Records for processing:
■ ■ ■ ■ ■ ■ ■
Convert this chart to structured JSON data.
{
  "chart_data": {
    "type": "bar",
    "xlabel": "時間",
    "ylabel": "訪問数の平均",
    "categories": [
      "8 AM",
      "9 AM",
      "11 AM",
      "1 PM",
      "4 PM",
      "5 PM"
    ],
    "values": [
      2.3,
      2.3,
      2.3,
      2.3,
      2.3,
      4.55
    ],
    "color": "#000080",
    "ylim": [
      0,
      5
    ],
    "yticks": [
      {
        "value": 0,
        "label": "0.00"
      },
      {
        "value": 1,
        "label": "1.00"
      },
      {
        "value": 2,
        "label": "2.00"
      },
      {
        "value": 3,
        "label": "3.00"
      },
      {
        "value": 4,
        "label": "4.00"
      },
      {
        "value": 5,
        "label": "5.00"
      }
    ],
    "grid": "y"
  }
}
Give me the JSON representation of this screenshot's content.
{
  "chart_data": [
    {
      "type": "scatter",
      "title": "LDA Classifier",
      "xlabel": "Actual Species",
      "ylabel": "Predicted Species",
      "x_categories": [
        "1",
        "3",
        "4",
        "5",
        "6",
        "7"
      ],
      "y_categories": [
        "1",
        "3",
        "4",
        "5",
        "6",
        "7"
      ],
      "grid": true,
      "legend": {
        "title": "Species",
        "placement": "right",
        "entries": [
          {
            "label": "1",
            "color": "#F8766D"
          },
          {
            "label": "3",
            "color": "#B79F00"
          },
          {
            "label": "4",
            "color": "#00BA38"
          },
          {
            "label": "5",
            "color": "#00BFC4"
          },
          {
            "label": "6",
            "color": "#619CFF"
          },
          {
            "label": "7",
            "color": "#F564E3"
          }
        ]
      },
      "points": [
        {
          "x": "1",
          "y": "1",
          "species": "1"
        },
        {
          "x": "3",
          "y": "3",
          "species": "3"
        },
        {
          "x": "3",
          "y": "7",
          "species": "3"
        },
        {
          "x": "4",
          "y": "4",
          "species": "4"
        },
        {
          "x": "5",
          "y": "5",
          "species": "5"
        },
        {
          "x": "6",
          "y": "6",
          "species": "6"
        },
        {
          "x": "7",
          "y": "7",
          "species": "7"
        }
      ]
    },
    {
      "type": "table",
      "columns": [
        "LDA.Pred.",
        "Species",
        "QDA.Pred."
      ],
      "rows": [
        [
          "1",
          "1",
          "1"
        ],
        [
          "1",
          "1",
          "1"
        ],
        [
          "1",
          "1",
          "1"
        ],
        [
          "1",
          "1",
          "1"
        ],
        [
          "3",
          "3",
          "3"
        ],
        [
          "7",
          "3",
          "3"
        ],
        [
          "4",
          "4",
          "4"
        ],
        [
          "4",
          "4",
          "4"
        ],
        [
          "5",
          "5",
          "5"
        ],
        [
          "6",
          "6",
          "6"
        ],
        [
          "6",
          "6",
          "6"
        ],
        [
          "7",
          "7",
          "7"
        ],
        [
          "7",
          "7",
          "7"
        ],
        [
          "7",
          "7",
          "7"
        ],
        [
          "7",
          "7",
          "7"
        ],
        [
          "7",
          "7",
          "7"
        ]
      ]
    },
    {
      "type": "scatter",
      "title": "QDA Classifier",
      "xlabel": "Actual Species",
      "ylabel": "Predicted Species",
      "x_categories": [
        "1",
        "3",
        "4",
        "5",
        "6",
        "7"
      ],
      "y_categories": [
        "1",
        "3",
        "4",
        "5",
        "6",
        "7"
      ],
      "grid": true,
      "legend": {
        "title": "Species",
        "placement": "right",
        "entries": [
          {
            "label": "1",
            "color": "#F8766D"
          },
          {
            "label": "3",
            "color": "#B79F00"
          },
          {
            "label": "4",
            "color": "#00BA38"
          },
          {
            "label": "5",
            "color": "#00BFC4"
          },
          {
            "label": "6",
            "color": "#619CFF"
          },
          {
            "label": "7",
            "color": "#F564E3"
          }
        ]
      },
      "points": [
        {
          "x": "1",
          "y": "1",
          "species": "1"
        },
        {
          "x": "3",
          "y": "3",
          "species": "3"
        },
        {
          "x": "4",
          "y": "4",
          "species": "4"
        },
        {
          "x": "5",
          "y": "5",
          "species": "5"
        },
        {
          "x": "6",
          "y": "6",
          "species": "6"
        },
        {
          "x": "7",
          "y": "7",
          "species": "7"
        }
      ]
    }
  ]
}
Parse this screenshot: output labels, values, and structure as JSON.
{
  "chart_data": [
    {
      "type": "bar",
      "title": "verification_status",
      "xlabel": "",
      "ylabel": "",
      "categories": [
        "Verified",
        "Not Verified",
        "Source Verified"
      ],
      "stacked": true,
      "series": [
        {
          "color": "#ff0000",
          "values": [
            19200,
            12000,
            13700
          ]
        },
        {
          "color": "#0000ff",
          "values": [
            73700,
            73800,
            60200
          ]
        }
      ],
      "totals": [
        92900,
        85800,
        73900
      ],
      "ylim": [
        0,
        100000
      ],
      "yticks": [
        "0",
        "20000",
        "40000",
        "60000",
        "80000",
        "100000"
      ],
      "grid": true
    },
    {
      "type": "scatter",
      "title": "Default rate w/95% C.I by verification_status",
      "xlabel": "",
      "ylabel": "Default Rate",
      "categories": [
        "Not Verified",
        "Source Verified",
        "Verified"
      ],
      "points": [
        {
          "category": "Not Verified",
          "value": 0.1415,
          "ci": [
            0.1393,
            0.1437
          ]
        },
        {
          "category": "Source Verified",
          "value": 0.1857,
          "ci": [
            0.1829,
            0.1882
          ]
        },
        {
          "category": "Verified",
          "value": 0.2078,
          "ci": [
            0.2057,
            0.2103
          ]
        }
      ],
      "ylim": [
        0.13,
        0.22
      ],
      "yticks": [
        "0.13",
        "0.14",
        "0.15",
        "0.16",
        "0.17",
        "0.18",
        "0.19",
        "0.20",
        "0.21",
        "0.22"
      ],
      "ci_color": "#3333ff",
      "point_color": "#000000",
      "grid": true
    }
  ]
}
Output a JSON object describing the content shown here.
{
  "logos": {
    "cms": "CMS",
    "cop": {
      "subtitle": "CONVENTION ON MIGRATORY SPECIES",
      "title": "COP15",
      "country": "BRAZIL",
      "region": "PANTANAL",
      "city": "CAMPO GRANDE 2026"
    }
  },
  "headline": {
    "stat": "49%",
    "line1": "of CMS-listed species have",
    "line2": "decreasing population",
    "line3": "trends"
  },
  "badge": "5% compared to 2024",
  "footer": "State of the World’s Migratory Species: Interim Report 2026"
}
■ ■ ■ ■ ■ ■ ■
Task requirements: Faithfully transcribe the whole of the data.

Answer in full:
Convert this chart to structured JSON data.
{
  "chart_data": {
    "type": "bar",
    "xlabel": "時間",
    "ylabel": "訪問数の平均",
    "categories": [
      "8 AM",
      "9 AM",
      "11 AM",
      "1 PM",
      "4 PM",
      "5 PM"
    ],
    "values": [
      2.3,
      2.3,
      2.3,
      2.3,
      2.3,
      4.55
    ],
    "color": "#000080",
    "ylim": [
      0,
      5
    ],
    "yticks": [
      {
        "value": 0,
        "label": "0.00"
      },
      {
        "value": 1,
        "label": "1.00"
      },
      {
        "value": 2,
        "label": "2.00"
      },
      {
        "value": 3,
        "label": "3.00"
      },
      {
        "value": 4,
        "label": "4.00"
      },
      {
        "value": 5,
        "label": "5.00"
      }
    ],
    "grid": "y"
  }
}
Give me the JSON representation of this screenshot's content.
{
  "chart_data": [
    {
      "type": "scatter",
      "title": "LDA Classifier",
      "xlabel": "Actual Species",
      "ylabel": "Predicted Species",
      "x_categories": [
        "1",
        "3",
        "4",
        "5",
        "6",
        "7"
      ],
      "y_categories": [
        "1",
        "3",
        "4",
        "5",
        "6",
        "7"
      ],
      "grid": true,
      "legend": {
        "title": "Species",
        "placement": "right",
        "entries": [
          {
            "label": "1",
            "color": "#F8766D"
          },
          {
            "label": "3",
            "color": "#B79F00"
          },
          {
            "label": "4",
            "color": "#00BA38"
          },
          {
            "label": "5",
            "color": "#00BFC4"
          },
          {
            "label": "6",
            "color": "#619CFF"
          },
          {
            "label": "7",
            "color": "#F564E3"
          }
        ]
      },
      "points": [
        {
          "x": "1",
          "y": "1",
          "species": "1"
        },
        {
          "x": "3",
          "y": "3",
          "species": "3"
        },
        {
          "x": "3",
          "y": "7",
          "species": "3"
        },
        {
          "x": "4",
          "y": "4",
          "species": "4"
        },
        {
          "x": "5",
          "y": "5",
          "species": "5"
        },
        {
          "x": "6",
          "y": "6",
          "species": "6"
        },
        {
          "x": "7",
          "y": "7",
          "species": "7"
        }
      ]
    },
    {
      "type": "table",
      "columns": [
        "LDA.Pred.",
        "Species",
        "QDA.Pred."
      ],
      "rows": [
        [
          "1",
          "1",
          "1"
        ],
        [
          "1",
          "1",
          "1"
        ],
        [
          "1",
          "1",
          "1"
        ],
        [
          "1",
          "1",
          "1"
        ],
        [
          "3",
          "3",
          "3"
        ],
        [
          "7",
          "3",
          "3"
        ],
        [
          "4",
          "4",
          "4"
        ],
        [
          "4",
          "4",
          "4"
        ],
        [
          "5",
          "5",
          "5"
        ],
        [
          "6",
          "6",
          "6"
        ],
        [
          "6",
          "6",
          "6"
        ],
        [
          "7",
          "7",
          "7"
        ],
        [
          "7",
          "7",
          "7"
        ],
        [
          "7",
          "7",
          "7"
        ],
        [
          "7",
          "7",
          "7"
        ],
        [
          "7",
          "7",
          "7"
        ]
      ]
    },
    {
      "type": "scatter",
      "title": "QDA Classifier",
      "xlabel": "Actual Species",
      "ylabel": "Predicted Species",
      "x_categories": [
        "1",
        "3",
        "4",
        "5",
        "6",
        "7"
      ],
      "y_categories": [
        "1",
        "3",
        "4",
        "5",
        "6",
        "7"
      ],
      "grid": true,
      "legend": {
        "title": "Species",
        "placement": "right",
        "entries": [
          {
            "label": "1",
            "color": "#F8766D"
          },
          {
            "label": "3",
            "color": "#B79F00"
          },
          {
            "label": "4",
            "color": "#00BA38"
          },
          {
            "label": "5",
            "color": "#00BFC4"
          },
          {
            "label": "6",
            "color": "#619CFF"
          },
          {
            "label": "7",
            "color": "#F564E3"
          }
        ]
      },
      "points": [
        {
          "x": "1",
          "y": "1",
          "species": "1"
        },
        {
          "x": "3",
          "y": "3",
          "species": "3"
        },
        {
          "x": "4",
          "y": "4",
          "species": "4"
        },
        {
          "x": "5",
          "y": "5",
          "species": "5"
        },
        {
          "x": "6",
          "y": "6",
          "species": "6"
        },
        {
          "x": "7",
          "y": "7",
          "species": "7"
        }
      ]
    }
  ]
}
Parse this screenshot: output labels, values, and structure as JSON.
{
  "chart_data": [
    {
      "type": "bar",
      "title": "verification_status",
      "xlabel": "",
      "ylabel": "",
      "categories": [
        "Verified",
        "Not Verified",
        "Source Verified"
      ],
      "stacked": true,
      "series": [
        {
          "color": "#ff0000",
          "values": [
            19200,
            12000,
            13700
          ]
        },
        {
          "color": "#0000ff",
          "values": [
            73700,
            73800,
            60200
          ]
        }
      ],
      "totals": [
        92900,
        85800,
        73900
      ],
      "ylim": [
        0,
        100000
      ],
      "yticks": [
        "0",
        "20000",
        "40000",
        "60000",
        "80000",
        "100000"
      ],
      "grid": true
    },
    {
      "type": "scatter",
      "title": "Default rate w/95% C.I by verification_status",
      "xlabel": "",
      "ylabel": "Default Rate",
      "categories": [
        "Not Verified",
        "Source Verified",
        "Verified"
      ],
      "points": [
        {
          "category": "Not Verified",
          "value": 0.1415,
          "ci": [
            0.1393,
            0.1437
          ]
        },
        {
          "category": "Source Verified",
          "value": 0.1857,
          "ci": [
            0.1829,
            0.1882
          ]
        },
        {
          "category": "Verified",
          "value": 0.2078,
          "ci": [
            0.2057,
            0.2103
          ]
        }
      ],
      "ylim": [
        0.13,
        0.22
      ],
      "yticks": [
        "0.13",
        "0.14",
        "0.15",
        "0.16",
        "0.17",
        "0.18",
        "0.19",
        "0.20",
        "0.21",
        "0.22"
      ],
      "ci_color": "#3333ff",
      "point_color": "#000000",
      "grid": true
    }
  ]
}
Output a JSON object describing the content shown here.
{
  "logos": {
    "cms": "CMS",
    "cop": {
      "subtitle": "CONVENTION ON MIGRATORY SPECIES",
      "title": "COP15",
      "country": "BRAZIL",
      "region": "PANTANAL",
      "city": "CAMPO GRANDE 2026"
    }
  },
  "headline": {
    "stat": "49%",
    "line1": "of CMS-listed species have",
    "line2": "decreasing population",
    "line3": "trends"
  },
  "badge": "5% compared to 2024",
  "footer": "State of the World’s Migratory Species: Interim Report 2026"
}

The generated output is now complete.